■ **Given task**: Print the listing that follows, character for character.

══ Records

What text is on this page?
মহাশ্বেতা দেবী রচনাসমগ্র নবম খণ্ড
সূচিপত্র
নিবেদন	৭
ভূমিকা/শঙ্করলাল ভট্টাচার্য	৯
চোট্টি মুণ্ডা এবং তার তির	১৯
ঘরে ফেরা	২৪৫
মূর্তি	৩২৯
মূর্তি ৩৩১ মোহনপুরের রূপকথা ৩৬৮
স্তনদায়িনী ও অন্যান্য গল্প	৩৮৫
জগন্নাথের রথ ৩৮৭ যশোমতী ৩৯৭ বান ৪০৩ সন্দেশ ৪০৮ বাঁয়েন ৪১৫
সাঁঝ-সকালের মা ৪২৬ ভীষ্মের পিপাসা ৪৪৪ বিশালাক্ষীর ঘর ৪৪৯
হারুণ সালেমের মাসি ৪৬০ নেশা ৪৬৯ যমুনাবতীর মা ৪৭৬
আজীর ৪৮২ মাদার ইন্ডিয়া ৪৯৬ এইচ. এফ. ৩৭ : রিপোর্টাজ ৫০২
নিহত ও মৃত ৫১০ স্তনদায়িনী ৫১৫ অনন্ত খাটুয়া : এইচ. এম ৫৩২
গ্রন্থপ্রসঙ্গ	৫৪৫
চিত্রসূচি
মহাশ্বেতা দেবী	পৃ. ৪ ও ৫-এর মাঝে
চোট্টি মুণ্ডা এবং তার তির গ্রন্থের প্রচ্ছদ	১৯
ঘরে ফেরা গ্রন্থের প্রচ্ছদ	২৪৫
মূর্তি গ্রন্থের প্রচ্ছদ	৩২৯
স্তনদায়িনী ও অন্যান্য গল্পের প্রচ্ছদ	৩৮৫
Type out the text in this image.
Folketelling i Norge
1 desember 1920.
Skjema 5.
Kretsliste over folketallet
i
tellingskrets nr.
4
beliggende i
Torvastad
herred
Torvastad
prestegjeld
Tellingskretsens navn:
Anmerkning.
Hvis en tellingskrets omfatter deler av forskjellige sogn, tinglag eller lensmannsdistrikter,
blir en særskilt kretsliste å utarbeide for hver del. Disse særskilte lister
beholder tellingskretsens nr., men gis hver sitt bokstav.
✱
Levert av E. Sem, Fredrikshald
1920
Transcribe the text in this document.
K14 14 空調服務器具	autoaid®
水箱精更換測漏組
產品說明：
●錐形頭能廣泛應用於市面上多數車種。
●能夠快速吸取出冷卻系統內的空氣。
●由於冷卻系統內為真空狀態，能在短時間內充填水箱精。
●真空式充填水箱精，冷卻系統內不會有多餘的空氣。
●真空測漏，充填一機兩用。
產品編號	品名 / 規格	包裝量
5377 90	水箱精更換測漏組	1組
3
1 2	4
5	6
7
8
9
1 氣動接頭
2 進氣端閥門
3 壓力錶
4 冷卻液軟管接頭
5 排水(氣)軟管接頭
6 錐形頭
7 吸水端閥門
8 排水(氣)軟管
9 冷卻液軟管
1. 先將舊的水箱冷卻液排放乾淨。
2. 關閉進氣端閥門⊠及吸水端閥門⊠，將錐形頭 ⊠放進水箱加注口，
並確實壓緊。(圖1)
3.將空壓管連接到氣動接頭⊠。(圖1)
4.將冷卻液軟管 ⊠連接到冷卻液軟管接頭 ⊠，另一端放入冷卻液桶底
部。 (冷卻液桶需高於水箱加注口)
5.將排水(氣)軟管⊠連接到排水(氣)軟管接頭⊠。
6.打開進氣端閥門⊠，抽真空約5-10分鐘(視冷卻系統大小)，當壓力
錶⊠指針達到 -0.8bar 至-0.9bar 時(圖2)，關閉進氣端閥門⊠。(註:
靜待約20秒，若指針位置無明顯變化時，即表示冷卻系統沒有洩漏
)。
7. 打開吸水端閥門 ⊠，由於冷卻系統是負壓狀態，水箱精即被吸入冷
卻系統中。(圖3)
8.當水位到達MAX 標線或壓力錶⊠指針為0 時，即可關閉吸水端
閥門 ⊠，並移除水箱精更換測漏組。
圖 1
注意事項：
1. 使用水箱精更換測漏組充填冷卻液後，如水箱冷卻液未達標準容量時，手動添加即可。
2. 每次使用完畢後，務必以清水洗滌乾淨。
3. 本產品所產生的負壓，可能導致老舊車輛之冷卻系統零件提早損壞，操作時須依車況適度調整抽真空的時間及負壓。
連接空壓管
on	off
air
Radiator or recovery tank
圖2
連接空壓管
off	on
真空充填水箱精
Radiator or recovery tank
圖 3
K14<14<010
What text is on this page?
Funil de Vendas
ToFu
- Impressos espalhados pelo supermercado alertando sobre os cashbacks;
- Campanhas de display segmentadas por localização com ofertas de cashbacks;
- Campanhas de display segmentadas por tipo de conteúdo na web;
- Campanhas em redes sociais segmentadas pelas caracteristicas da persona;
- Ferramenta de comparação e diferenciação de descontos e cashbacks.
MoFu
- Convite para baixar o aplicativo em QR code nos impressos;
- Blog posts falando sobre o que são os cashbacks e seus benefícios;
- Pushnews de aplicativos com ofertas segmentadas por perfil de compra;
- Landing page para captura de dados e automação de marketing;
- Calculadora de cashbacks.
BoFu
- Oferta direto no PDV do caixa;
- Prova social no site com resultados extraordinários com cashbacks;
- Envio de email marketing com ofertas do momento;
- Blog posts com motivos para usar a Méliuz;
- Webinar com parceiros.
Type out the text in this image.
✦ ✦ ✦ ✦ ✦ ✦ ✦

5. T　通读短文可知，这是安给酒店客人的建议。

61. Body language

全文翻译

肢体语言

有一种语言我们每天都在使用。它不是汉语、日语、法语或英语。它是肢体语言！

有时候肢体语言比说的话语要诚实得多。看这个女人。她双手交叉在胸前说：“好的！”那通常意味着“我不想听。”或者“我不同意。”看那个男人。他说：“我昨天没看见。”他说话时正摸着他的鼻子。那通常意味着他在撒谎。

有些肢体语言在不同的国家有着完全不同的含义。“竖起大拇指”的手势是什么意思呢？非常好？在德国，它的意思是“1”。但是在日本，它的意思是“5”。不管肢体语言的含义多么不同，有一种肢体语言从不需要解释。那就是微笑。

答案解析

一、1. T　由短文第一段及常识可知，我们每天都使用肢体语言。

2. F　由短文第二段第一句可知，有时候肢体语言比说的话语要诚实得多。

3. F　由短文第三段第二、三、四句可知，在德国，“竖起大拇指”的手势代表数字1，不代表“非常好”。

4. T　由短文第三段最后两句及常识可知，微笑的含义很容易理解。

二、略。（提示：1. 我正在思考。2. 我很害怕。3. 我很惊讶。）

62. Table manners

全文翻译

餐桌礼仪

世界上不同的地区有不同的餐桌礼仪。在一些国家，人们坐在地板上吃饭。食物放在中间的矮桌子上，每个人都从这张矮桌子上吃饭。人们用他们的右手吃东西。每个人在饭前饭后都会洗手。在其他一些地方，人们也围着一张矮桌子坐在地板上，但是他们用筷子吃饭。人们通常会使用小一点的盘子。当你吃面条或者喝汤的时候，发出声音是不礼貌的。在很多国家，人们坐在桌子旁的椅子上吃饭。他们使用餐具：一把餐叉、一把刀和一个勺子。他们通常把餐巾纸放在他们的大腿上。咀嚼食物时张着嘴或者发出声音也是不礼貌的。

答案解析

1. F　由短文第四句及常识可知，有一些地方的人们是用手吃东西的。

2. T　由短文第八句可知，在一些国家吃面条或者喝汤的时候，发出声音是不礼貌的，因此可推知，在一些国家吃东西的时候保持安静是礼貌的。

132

════

■ **Problem solution**:
What text is on this page?
মহাশ্বেতা দেবী রচনাসমগ্র নবম খণ্ড
সূচিপত্র
নিবেদন	৭
ভূমিকা/শঙ্করলাল ভট্টাচার্য	৯
চোট্টি মুণ্ডা এবং তার তির	১৯
ঘরে ফেরা	২৪৫
মূর্তি	৩২৯
মূর্তি ৩৩১ মোহনপুরের রূপকথা ৩৬৮
স্তনদায়িনী ও অন্যান্য গল্প	৩৮৫
জগন্নাথের রথ ৩৮৭ যশোমতী ৩৯৭ বান ৪০৩ সন্দেশ ৪০৮ বাঁয়েন ৪১৫
সাঁঝ-সকালের মা ৪২৬ ভীষ্মের পিপাসা ৪৪৪ বিশালাক্ষীর ঘর ৪৪৯
হারুণ সালেমের মাসি ৪৬০ নেশা ৪৬৯ যমুনাবতীর মা ৪৭৬
আজীর ৪৮২ মাদার ইন্ডিয়া ৪৯৬ এইচ. এফ. ৩৭ : রিপোর্টাজ ৫০২
নিহত ও মৃত ৫১০ স্তনদায়িনী ৫১৫ অনন্ত খাটুয়া : এইচ. এম ৫৩২
গ্রন্থপ্রসঙ্গ	৫৪৫
চিত্রসূচি
মহাশ্বেতা দেবী	পৃ. ৪ ও ৫-এর মাঝে
চোট্টি মুণ্ডা এবং তার তির গ্রন্থের প্রচ্ছদ	১৯
ঘরে ফেরা গ্রন্থের প্রচ্ছদ	২৪৫
মূর্তি গ্রন্থের প্রচ্ছদ	৩২৯
স্তনদায়িনী ও অন্যান্য গল্পের প্রচ্ছদ	৩৮৫
Type out the text in this image.
Folketelling i Norge
1 desember 1920.
Skjema 5.
Kretsliste over folketallet
i
tellingskrets nr.
4
beliggende i
Torvastad
herred
Torvastad
prestegjeld
Tellingskretsens navn:
Anmerkning.
Hvis en tellingskrets omfatter deler av forskjellige sogn, tinglag eller lensmannsdistrikter,
blir en særskilt kretsliste å utarbeide for hver del. Disse særskilte lister
beholder tellingskretsens nr., men gis hver sitt bokstav.
✱
Levert av E. Sem, Fredrikshald
1920
Transcribe the text in this document.
K14 14 空調服務器具	autoaid®
水箱精更換測漏組
產品說明：
●錐形頭能廣泛應用於市面上多數車種。
●能夠快速吸取出冷卻系統內的空氣。
●由於冷卻系統內為真空狀態，能在短時間內充填水箱精。
●真空式充填水箱精，冷卻系統內不會有多餘的空氣。
●真空測漏，充填一機兩用。
產品編號	品名 / 規格	包裝量
5377 90	水箱精更換測漏組	1組
3
1 2	4
5	6
7
8
9
1 氣動接頭
2 進氣端閥門
3 壓力錶
4 冷卻液軟管接頭
5 排水(氣)軟管接頭
6 錐形頭
7 吸水端閥門
8 排水(氣)軟管
9 冷卻液軟管
1. 先將舊的水箱冷卻液排放乾淨。
2. 關閉進氣端閥門⊠及吸水端閥門⊠，將錐形頭 ⊠放進水箱加注口，
並確實壓緊。(圖1)
3.將空壓管連接到氣動接頭⊠。(圖1)
4.將冷卻液軟管 ⊠連接到冷卻液軟管接頭 ⊠，另一端放入冷卻液桶底
部。 (冷卻液桶需高於水箱加注口)
5.將排水(氣)軟管⊠連接到排水(氣)軟管接頭⊠。
6.打開進氣端閥門⊠，抽真空約5-10分鐘(視冷卻系統大小)，當壓力
錶⊠指針達到 -0.8bar 至-0.9bar 時(圖2)，關閉進氣端閥門⊠。(註:
靜待約20秒，若指針位置無明顯變化時，即表示冷卻系統沒有洩漏
)。
7. 打開吸水端閥門 ⊠，由於冷卻系統是負壓狀態，水箱精即被吸入冷
卻系統中。(圖3)
8.當水位到達MAX 標線或壓力錶⊠指針為0 時，即可關閉吸水端
閥門 ⊠，並移除水箱精更換測漏組。
圖 1
注意事項：
1. 使用水箱精更換測漏組充填冷卻液後，如水箱冷卻液未達標準容量時，手動添加即可。
2. 每次使用完畢後，務必以清水洗滌乾淨。
3. 本產品所產生的負壓，可能導致老舊車輛之冷卻系統零件提早損壞，操作時須依車況適度調整抽真空的時間及負壓。
連接空壓管
on	off
air
Radiator or recovery tank
圖2
連接空壓管
off	on
真空充填水箱精
Radiator or recovery tank
圖 3
K14<14<010
What text is on this page?
Funil de Vendas
ToFu
- Impressos espalhados pelo supermercado alertando sobre os cashbacks;
- Campanhas de display segmentadas por localização com ofertas de cashbacks;
- Campanhas de display segmentadas por tipo de conteúdo na web;
- Campanhas em redes sociais segmentadas pelas caracteristicas da persona;
- Ferramenta de comparação e diferenciação de descontos e cashbacks.
MoFu
- Convite para baixar o aplicativo em QR code nos impressos;
- Blog posts falando sobre o que são os cashbacks e seus benefícios;
- Pushnews de aplicativos com ofertas segmentadas por perfil de compra;
- Landing page para captura de dados e automação de marketing;
- Calculadora de cashbacks.
BoFu
- Oferta direto no PDV do caixa;
- Prova social no site com resultados extraordinários com cashbacks;
- Envio de email marketing com ofertas do momento;
- Blog posts com motivos para usar a Méliuz;
- Webinar com parceiros.
Type out the text in this image.
✦ ✦ ✦ ✦ ✦ ✦ ✦

5. T　通读短文可知，这是安给酒店客人的建议。

61. Body language

全文翻译

肢体语言

有一种语言我们每天都在使用。它不是汉语、日语、法语或英语。它是肢体语言！

有时候肢体语言比说的话语要诚实得多。看这个女人。她双手交叉在胸前说：“好的！”那通常意味着“我不想听。”或者“我不同意。”看那个男人。他说：“我昨天没看见。”他说话时正摸着他的鼻子。那通常意味着他在撒谎。

有些肢体语言在不同的国家有着完全不同的含义。“竖起大拇指”的手势是什么意思呢？非常好？在德国，它的意思是“1”。但是在日本，它的意思是“5”。不管肢体语言的含义多么不同，有一种肢体语言从不需要解释。那就是微笑。

答案解析

一、1. T　由短文第一段及常识可知，我们每天都使用肢体语言。

2. F　由短文第二段第一句可知，有时候肢体语言比说的话语要诚实得多。

3. F　由短文第三段第二、三、四句可知，在德国，“竖起大拇指”的手势代表数字1，不代表“非常好”。

4. T　由短文第三段最后两句及常识可知，微笑的含义很容易理解。

二、略。（提示：1. 我正在思考。2. 我很害怕。3. 我很惊讶。）

62. Table manners

全文翻译

餐桌礼仪

世界上不同的地区有不同的餐桌礼仪。在一些国家，人们坐在地板上吃饭。食物放在中间的矮桌子上，每个人都从这张矮桌子上吃饭。人们用他们的右手吃东西。每个人在饭前饭后都会洗手。在其他一些地方，人们也围着一张矮桌子坐在地板上，但是他们用筷子吃饭。人们通常会使用小一点的盘子。当你吃面条或者喝汤的时候，发出声音是不礼貌的。在很多国家，人们坐在桌子旁的椅子上吃饭。他们使用餐具：一把餐叉、一把刀和一个勺子。他们通常把餐巾纸放在他们的大腿上。咀嚼食物时张着嘴或者发出声音也是不礼貌的。

答案解析

1. F　由短文第四句及常识可知，有一些地方的人们是用手吃东西的。

2. T　由短文第八句可知，在一些国家吃面条或者喝汤的时候，发出声音是不礼貌的，因此可推知，在一些国家吃东西的时候保持安静是礼貌的。

132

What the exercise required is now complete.